Items from a figure collection
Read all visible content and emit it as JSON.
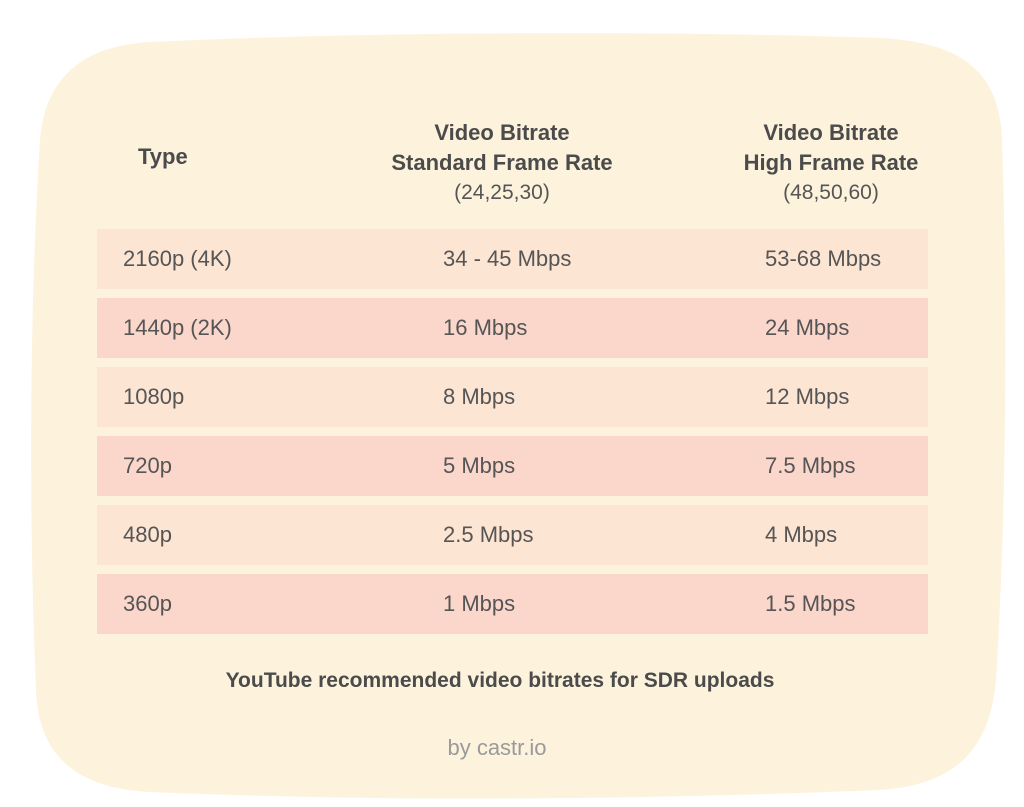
{
  "colors": {
    "background_blob": "#fdf3dd",
    "row_light": "#fde5d4",
    "row_dark": "#fbd7cb",
    "text": "#555555",
    "credit_text": "#9a9a9a"
  },
  "table": {
    "headers": {
      "type": "Type",
      "standard_title": "Video Bitrate",
      "standard_subtitle": "Standard Frame Rate",
      "standard_rates": "(24,25,30)",
      "high_title": "Video Bitrate",
      "high_subtitle": "High Frame Rate",
      "high_rates": "(48,50,60)"
    },
    "rows": [
      {
        "type": "2160p (4K)",
        "standard": "34 - 45 Mbps",
        "high": "53-68 Mbps"
      },
      {
        "type": "1440p (2K)",
        "standard": "16 Mbps",
        "high": "24 Mbps"
      },
      {
        "type": "1080p",
        "standard": "8 Mbps",
        "high": "12 Mbps"
      },
      {
        "type": "720p",
        "standard": "5 Mbps",
        "high": "7.5 Mbps"
      },
      {
        "type": "480p",
        "standard": "2.5 Mbps",
        "high": "4 Mbps"
      },
      {
        "type": "360p",
        "standard": "1 Mbps",
        "high": "1.5 Mbps"
      }
    ]
  },
  "caption": "YouTube recommended video bitrates for SDR uploads",
  "credit": "by castr.io"
}
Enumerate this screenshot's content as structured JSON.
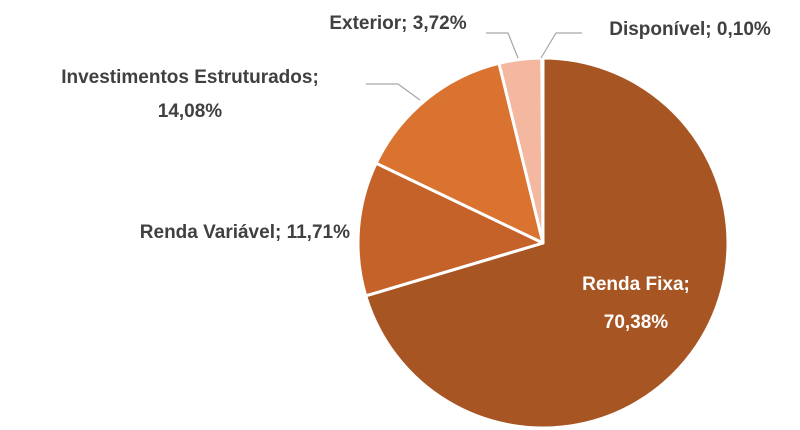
{
  "chart_data": {
    "type": "pie",
    "categories": [
      "Renda Fixa;",
      "Renda Variável;",
      "Investimentos Estruturados;",
      "Exterior;",
      "Disponível;"
    ],
    "values": [
      70.38,
      11.71,
      14.08,
      3.72,
      0.1
    ],
    "value_labels": [
      "70,38%",
      "11,71%",
      "14,08%",
      "3,72%",
      "0,10%"
    ],
    "colors": [
      "#A65523",
      "#C4622A",
      "#D9732F",
      "#F4B8A0",
      "#F4B8A0"
    ]
  }
}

▶ Task goal: Make an exact copy of every record, pictures excluded.

▶ Answer for the task:
Read all visible content and emit it as JSON.
{
  "colors": {
    "background_blob": "#fdf3dd",
    "row_light": "#fde5d4",
    "row_dark": "#fbd7cb",
    "text": "#555555",
    "credit_text": "#9a9a9a"
  },
  "table": {
    "headers": {
      "type": "Type",
      "standard_title": "Video Bitrate",
      "standard_subtitle": "Standard Frame Rate",
      "standard_rates": "(24,25,30)",
      "high_title": "Video Bitrate",
      "high_subtitle": "High Frame Rate",
      "high_rates": "(48,50,60)"
    },
    "rows": [
      {
        "type": "2160p (4K)",
        "standard": "34 - 45 Mbps",
        "high": "53-68 Mbps"
      },
      {
        "type": "1440p (2K)",
        "standard": "16 Mbps",
        "high": "24 Mbps"
      },
      {
        "type": "1080p",
        "standard": "8 Mbps",
        "high": "12 Mbps"
      },
      {
        "type": "720p",
        "standard": "5 Mbps",
        "high": "7.5 Mbps"
      },
      {
        "type": "480p",
        "standard": "2.5 Mbps",
        "high": "4 Mbps"
      },
      {
        "type": "360p",
        "standard": "1 Mbps",
        "high": "1.5 Mbps"
      }
    ]
  },
  "caption": "YouTube recommended video bitrates for SDR uploads",
  "credit": "by castr.io"
}
Enumerate this screenshot's content as structured JSON.
{
  "chart_data": {
    "type": "pie",
    "categories": [
      "Renda Fixa;",
      "Renda Variável;",
      "Investimentos Estruturados;",
      "Exterior;",
      "Disponível;"
    ],
    "values": [
      70.38,
      11.71,
      14.08,
      3.72,
      0.1
    ],
    "value_labels": [
      "70,38%",
      "11,71%",
      "14,08%",
      "3,72%",
      "0,10%"
    ],
    "colors": [
      "#A65523",
      "#C4622A",
      "#D9732F",
      "#F4B8A0",
      "#F4B8A0"
    ]
  }
}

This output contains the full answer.